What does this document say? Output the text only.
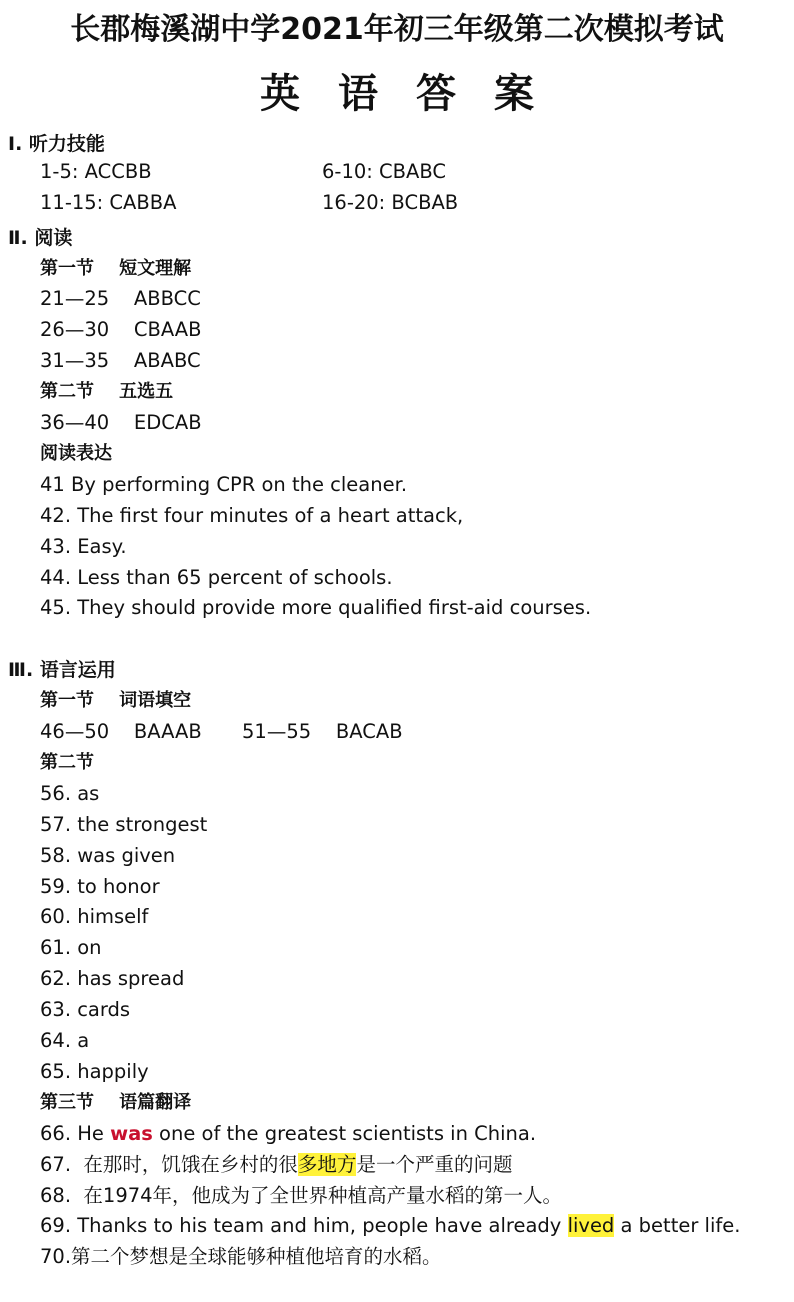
长郡梅溪湖中学2021年初三年级第二次模拟考试
英语答案
Ⅰ. 听力技能
1-5: ACCBB	6-10: CBABC
11-15: CABBA	16-20: BCBAB
Ⅱ. 阅读
第一节    短文理解
21—25    ABBCC
26—30    CBAAB
31—35    ABABC
第二节    五选五
36—40    EDCAB
阅读表达
41 By performing CPR on the cleaner.
42. The first four minutes of a heart attack,
43. Easy.
44. Less than 65 percent of schools.
45. They should provide more qualified first-aid courses.
Ⅲ. 语言运用
第一节    词语填空
46—50    BAAAB 51—55    BACAB
第二节
56. as
57. the strongest
58. was given
59. to honor
60. himself
61. on
62. has spread
63. cards
64. a
65. happily
第三节    语篇翻译
66. He was one of the greatest scientists in China.
67.  在那时，饥饿在乡村的很多地方是一个严重的问题
68.  在1974年，他成为了全世界种植高产量水稻的第一人。
69. Thanks to his team and him, people have already lived a better life.
70.第二个梦想是全球能够种植他培育的水稻。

+++

**Exercise details:**
Except for the pictures, give all the material above again verbatim.

**Right answer:**
What does this document say? Output the text only.
长郡梅溪湖中学2021年初三年级第二次模拟考试
英语答案
Ⅰ. 听力技能
1-5: ACCBB	6-10: CBABC
11-15: CABBA	16-20: BCBAB
Ⅱ. 阅读
第一节    短文理解
21—25    ABBCC
26—30    CBAAB
31—35    ABABC
第二节    五选五
36—40    EDCAB
阅读表达
41 By performing CPR on the cleaner.
42. The first four minutes of a heart attack,
43. Easy.
44. Less than 65 percent of schools.
45. They should provide more qualified first-aid courses.
Ⅲ. 语言运用
第一节    词语填空
46—50    BAAAB 51—55    BACAB
第二节
56. as
57. the strongest
58. was given
59. to honor
60. himself
61. on
62. has spread
63. cards
64. a
65. happily
第三节    语篇翻译
66. He was one of the greatest scientists in China.
67.  在那时，饥饿在乡村的很多地方是一个严重的问题
68.  在1974年，他成为了全世界种植高产量水稻的第一人。
69. Thanks to his team and him, people have already lived a better life.
70.第二个梦想是全球能够种植他培育的水稻。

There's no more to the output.